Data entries
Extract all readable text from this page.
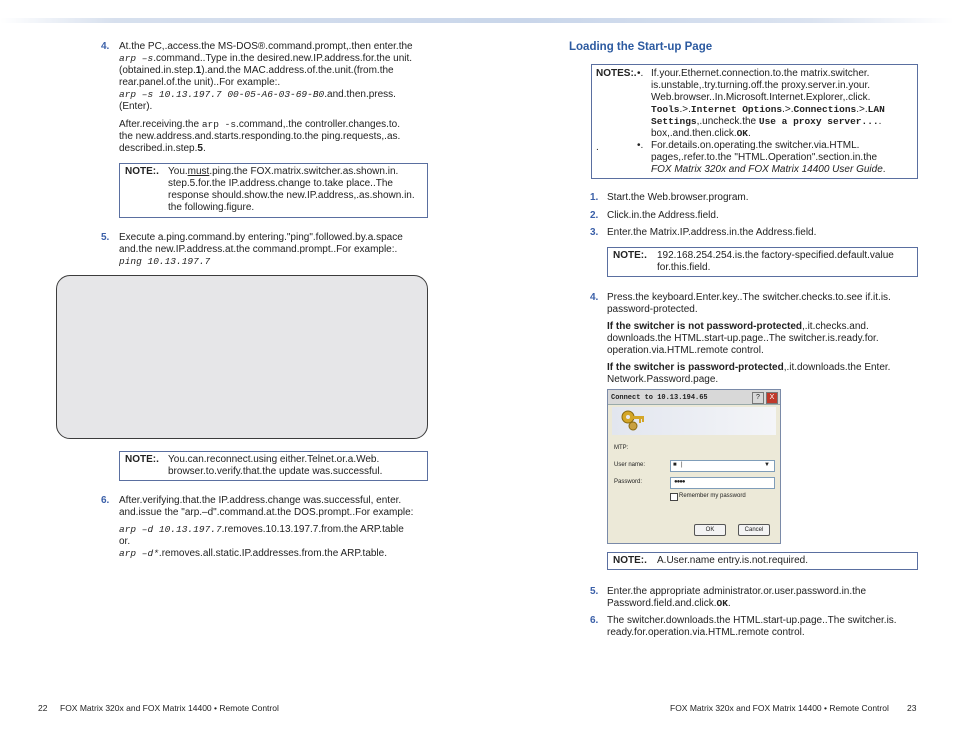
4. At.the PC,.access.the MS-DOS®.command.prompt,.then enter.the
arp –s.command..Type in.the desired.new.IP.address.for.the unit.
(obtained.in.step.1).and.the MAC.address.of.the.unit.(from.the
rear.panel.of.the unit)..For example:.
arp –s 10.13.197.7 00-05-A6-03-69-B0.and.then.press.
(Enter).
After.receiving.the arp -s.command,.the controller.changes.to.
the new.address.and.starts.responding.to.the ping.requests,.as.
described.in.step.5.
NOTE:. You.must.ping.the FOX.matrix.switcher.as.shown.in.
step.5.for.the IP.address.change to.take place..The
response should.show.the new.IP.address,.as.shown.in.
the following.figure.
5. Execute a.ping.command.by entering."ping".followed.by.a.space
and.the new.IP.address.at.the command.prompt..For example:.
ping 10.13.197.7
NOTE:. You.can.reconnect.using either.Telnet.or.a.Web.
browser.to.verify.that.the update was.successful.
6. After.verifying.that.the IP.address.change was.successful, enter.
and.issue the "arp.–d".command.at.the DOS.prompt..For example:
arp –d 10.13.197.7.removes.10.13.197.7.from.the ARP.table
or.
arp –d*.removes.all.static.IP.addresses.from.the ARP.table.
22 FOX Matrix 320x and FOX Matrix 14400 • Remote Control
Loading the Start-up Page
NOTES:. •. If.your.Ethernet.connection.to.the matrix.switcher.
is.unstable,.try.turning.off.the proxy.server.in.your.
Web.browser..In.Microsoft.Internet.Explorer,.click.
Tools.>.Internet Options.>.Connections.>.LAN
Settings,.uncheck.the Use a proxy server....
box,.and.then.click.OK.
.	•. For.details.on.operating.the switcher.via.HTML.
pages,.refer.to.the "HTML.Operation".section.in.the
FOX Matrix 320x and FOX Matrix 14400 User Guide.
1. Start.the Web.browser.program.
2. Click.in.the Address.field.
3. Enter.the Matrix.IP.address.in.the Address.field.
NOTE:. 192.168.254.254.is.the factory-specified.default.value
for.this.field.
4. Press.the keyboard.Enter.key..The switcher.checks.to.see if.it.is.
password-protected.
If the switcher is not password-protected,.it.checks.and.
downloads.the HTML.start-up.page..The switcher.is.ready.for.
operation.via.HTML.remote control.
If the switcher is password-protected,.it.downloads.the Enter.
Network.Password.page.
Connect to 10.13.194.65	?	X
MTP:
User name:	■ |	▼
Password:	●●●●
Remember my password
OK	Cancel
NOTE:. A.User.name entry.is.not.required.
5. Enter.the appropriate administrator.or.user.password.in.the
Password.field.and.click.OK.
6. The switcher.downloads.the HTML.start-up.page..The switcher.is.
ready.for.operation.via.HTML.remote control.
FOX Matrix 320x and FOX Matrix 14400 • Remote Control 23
...
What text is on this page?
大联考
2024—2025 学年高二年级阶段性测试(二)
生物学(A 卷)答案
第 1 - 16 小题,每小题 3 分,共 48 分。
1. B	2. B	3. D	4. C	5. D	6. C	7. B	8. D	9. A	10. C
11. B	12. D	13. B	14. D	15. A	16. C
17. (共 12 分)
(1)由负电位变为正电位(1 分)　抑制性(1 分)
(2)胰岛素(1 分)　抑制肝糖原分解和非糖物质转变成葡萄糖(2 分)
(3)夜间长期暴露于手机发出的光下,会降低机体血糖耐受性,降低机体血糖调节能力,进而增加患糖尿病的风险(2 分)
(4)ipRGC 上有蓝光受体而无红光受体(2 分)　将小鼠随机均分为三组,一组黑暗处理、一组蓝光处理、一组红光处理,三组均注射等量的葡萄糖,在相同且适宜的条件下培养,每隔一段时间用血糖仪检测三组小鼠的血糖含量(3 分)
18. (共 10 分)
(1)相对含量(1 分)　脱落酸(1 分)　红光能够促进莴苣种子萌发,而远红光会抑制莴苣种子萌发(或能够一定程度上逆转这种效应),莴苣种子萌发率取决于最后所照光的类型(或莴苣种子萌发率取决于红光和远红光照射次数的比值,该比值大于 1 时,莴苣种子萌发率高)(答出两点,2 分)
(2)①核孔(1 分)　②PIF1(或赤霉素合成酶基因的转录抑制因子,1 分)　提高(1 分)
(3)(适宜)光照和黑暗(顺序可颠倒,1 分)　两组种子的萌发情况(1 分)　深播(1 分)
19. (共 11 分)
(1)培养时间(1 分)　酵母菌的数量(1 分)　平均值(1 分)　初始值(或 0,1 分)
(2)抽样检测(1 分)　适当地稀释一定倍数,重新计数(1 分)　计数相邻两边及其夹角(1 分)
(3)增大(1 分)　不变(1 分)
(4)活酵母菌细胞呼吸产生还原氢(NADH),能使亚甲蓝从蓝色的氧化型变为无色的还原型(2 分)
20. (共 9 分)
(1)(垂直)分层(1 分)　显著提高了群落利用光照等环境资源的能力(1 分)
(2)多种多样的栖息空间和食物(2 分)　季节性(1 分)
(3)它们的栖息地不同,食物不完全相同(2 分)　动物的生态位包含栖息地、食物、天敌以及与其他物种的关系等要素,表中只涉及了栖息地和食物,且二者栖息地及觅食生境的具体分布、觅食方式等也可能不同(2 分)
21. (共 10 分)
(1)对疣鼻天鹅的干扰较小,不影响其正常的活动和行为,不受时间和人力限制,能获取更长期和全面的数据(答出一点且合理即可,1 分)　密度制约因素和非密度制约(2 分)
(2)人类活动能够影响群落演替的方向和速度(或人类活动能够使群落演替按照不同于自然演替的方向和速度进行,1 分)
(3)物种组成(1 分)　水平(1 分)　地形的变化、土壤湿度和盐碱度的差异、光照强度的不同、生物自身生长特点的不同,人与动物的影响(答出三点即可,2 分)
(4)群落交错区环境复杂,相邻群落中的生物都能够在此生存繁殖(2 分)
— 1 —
---
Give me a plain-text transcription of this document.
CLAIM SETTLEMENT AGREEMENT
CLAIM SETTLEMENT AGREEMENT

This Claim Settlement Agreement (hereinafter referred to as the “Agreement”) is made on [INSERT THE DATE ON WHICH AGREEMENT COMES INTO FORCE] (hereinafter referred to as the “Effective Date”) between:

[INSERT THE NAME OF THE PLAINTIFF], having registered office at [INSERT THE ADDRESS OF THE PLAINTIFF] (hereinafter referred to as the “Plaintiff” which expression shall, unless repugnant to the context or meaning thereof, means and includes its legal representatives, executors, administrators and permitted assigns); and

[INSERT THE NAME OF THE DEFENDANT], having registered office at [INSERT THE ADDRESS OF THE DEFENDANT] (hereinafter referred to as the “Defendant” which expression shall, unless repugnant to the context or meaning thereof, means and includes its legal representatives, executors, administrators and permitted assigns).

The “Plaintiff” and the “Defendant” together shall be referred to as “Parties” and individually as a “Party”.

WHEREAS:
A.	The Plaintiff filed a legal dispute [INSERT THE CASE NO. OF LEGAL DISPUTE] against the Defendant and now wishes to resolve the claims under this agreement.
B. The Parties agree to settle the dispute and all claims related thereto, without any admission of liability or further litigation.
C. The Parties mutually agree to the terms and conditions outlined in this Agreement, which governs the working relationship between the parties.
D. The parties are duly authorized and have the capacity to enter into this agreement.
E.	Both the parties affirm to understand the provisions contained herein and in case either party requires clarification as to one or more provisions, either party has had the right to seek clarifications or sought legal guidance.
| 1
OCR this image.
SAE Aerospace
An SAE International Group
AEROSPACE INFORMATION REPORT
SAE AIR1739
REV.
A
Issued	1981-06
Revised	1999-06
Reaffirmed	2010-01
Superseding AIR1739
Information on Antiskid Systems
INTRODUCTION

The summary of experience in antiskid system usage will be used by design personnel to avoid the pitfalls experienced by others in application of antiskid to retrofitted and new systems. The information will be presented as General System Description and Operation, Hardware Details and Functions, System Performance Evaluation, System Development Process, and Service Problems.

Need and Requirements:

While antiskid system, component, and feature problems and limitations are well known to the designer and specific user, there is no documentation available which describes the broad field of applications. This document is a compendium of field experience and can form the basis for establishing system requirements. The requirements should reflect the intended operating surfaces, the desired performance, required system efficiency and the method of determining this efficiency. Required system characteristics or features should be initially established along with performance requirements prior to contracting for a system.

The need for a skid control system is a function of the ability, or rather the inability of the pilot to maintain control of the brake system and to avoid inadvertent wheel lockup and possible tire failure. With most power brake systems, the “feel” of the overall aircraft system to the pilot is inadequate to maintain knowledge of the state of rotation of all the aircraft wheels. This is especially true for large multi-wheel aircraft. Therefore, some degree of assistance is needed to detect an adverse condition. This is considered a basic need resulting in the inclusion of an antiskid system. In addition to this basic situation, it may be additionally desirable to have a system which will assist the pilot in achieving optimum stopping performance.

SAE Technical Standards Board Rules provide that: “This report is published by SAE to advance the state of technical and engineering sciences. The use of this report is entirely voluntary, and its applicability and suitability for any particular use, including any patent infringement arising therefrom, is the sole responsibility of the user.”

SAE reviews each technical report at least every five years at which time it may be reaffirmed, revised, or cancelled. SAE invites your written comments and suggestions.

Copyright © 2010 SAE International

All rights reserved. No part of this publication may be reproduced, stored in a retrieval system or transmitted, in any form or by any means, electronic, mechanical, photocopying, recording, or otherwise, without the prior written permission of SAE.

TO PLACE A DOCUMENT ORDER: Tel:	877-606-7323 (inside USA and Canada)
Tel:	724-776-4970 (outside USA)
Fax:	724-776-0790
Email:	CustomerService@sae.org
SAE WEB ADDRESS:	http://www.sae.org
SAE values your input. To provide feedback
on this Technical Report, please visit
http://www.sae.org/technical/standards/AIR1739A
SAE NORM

*Task directions*
Read the lines above. Gather those in which the string "successful" is found.

*Solution to this task*
browser.to.verify.that.the update was.successful.
6. After.verifying.that.the IP.address.change was.successful, enter.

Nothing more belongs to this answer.